_Short problem_:
Copy each line below that includes "dall".

* BEGIN Given entries *

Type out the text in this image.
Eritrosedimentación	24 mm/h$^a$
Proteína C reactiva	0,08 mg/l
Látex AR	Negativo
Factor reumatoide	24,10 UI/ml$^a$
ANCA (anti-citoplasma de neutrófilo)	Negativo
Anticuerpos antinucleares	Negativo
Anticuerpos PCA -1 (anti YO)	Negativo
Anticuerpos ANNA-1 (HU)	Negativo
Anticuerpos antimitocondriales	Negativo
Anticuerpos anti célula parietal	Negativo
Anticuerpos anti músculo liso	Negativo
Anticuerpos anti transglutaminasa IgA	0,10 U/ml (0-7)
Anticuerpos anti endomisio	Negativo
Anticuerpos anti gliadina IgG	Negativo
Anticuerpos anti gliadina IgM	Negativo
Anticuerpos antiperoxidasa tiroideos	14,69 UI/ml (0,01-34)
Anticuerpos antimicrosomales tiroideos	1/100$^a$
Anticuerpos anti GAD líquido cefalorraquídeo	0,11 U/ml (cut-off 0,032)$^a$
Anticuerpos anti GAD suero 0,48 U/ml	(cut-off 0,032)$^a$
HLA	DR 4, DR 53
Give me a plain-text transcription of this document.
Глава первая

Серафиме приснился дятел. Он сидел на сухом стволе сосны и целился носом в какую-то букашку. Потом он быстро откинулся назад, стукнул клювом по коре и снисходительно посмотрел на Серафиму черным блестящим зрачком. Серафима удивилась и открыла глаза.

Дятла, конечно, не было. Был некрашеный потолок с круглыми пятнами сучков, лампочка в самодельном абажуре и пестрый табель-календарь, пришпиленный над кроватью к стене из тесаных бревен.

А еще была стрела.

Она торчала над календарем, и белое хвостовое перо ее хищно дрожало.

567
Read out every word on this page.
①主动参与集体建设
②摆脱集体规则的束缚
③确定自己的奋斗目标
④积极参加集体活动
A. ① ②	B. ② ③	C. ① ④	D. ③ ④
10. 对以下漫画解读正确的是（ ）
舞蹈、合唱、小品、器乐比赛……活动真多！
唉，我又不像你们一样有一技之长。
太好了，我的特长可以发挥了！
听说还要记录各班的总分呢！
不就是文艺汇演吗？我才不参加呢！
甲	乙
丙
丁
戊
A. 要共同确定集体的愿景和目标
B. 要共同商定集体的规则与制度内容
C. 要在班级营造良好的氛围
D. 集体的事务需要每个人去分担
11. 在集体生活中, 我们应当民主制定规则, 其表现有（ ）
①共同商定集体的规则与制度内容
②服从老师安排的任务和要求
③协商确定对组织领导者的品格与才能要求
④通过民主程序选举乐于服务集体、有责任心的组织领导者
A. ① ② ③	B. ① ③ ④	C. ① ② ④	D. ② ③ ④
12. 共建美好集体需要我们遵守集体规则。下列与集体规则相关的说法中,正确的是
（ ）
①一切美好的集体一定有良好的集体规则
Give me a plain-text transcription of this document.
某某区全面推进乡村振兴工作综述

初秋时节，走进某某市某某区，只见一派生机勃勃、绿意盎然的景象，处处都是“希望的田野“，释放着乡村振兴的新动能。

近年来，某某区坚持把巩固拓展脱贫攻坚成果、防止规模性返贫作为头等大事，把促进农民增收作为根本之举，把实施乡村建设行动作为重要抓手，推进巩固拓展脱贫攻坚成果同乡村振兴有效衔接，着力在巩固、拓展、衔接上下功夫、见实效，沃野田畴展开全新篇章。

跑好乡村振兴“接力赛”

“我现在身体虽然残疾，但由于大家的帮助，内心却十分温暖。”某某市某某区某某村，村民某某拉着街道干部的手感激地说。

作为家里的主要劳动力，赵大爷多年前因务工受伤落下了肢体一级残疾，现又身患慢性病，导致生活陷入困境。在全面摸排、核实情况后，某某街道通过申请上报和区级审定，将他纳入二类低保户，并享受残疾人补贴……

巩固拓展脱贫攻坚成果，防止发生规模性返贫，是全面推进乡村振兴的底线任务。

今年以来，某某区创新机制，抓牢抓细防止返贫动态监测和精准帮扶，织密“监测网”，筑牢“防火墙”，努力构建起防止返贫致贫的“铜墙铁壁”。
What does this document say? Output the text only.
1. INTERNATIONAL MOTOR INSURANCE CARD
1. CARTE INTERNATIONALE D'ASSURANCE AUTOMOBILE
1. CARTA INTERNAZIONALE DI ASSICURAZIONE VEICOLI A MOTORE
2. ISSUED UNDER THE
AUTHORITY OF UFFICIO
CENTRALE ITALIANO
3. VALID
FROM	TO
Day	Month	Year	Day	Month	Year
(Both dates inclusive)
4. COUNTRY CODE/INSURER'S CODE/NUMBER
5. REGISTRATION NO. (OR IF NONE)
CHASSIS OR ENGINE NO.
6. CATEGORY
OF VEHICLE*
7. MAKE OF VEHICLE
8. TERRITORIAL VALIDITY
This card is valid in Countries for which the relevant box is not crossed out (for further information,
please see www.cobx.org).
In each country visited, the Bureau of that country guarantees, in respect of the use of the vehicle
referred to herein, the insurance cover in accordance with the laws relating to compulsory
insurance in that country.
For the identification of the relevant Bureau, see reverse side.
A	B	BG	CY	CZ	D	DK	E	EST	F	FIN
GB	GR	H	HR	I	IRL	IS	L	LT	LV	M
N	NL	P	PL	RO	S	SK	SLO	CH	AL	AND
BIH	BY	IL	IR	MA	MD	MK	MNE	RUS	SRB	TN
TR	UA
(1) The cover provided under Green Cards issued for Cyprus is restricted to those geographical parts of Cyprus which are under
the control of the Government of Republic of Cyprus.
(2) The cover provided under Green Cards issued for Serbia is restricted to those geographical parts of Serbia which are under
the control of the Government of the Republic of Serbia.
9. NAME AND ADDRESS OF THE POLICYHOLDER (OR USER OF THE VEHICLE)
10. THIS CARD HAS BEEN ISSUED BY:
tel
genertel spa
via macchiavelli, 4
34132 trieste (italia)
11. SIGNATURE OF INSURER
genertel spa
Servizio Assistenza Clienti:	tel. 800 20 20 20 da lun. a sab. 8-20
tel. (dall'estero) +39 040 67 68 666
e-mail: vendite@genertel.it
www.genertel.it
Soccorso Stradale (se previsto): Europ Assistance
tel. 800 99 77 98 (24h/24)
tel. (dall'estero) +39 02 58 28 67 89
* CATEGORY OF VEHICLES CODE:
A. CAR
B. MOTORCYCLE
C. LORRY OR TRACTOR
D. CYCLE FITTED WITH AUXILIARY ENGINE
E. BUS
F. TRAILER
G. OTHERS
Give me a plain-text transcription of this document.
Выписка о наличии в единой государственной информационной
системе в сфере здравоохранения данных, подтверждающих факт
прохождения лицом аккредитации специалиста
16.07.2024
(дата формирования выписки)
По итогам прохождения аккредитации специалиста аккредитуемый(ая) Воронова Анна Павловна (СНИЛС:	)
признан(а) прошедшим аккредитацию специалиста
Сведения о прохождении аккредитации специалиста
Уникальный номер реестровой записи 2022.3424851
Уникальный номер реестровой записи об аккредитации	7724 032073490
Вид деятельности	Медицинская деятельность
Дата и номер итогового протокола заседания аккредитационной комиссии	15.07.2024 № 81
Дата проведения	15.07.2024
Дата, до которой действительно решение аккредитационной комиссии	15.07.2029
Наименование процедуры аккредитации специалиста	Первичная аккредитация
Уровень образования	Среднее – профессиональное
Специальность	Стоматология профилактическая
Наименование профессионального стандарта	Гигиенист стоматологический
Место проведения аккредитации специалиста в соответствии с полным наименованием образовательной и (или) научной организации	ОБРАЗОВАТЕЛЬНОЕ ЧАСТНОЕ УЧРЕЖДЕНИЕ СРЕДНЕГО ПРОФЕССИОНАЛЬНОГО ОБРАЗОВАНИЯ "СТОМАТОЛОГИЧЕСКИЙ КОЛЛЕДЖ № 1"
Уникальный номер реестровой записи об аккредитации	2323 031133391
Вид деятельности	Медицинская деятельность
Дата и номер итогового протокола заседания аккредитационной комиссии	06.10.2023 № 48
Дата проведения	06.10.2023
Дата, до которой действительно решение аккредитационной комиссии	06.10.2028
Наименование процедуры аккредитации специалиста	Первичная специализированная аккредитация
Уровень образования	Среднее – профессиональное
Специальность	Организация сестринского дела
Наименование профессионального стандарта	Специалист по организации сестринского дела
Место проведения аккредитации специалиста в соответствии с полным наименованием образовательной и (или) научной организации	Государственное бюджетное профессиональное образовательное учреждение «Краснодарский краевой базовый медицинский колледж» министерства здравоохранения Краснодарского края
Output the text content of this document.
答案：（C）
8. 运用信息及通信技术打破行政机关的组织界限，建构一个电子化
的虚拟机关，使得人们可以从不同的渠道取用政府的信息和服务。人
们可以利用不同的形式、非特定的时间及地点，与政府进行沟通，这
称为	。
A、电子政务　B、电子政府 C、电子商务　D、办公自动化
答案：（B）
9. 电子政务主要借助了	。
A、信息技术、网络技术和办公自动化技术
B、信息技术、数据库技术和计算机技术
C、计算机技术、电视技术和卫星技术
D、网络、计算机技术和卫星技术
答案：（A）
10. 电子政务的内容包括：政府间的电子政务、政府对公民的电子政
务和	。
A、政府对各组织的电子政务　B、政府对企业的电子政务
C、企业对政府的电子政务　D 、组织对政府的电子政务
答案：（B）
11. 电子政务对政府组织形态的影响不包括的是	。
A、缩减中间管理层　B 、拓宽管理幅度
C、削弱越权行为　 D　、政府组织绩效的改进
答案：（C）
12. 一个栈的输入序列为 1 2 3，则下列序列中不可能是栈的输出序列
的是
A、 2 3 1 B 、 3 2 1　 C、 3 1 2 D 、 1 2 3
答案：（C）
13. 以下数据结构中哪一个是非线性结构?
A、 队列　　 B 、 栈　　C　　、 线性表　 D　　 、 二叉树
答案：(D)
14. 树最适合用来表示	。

* END Given entries *

_Expected answer_:
tel. (dall'estero) +39 040 67 68 666
tel. (dall'estero) +39 02 58 28 67 89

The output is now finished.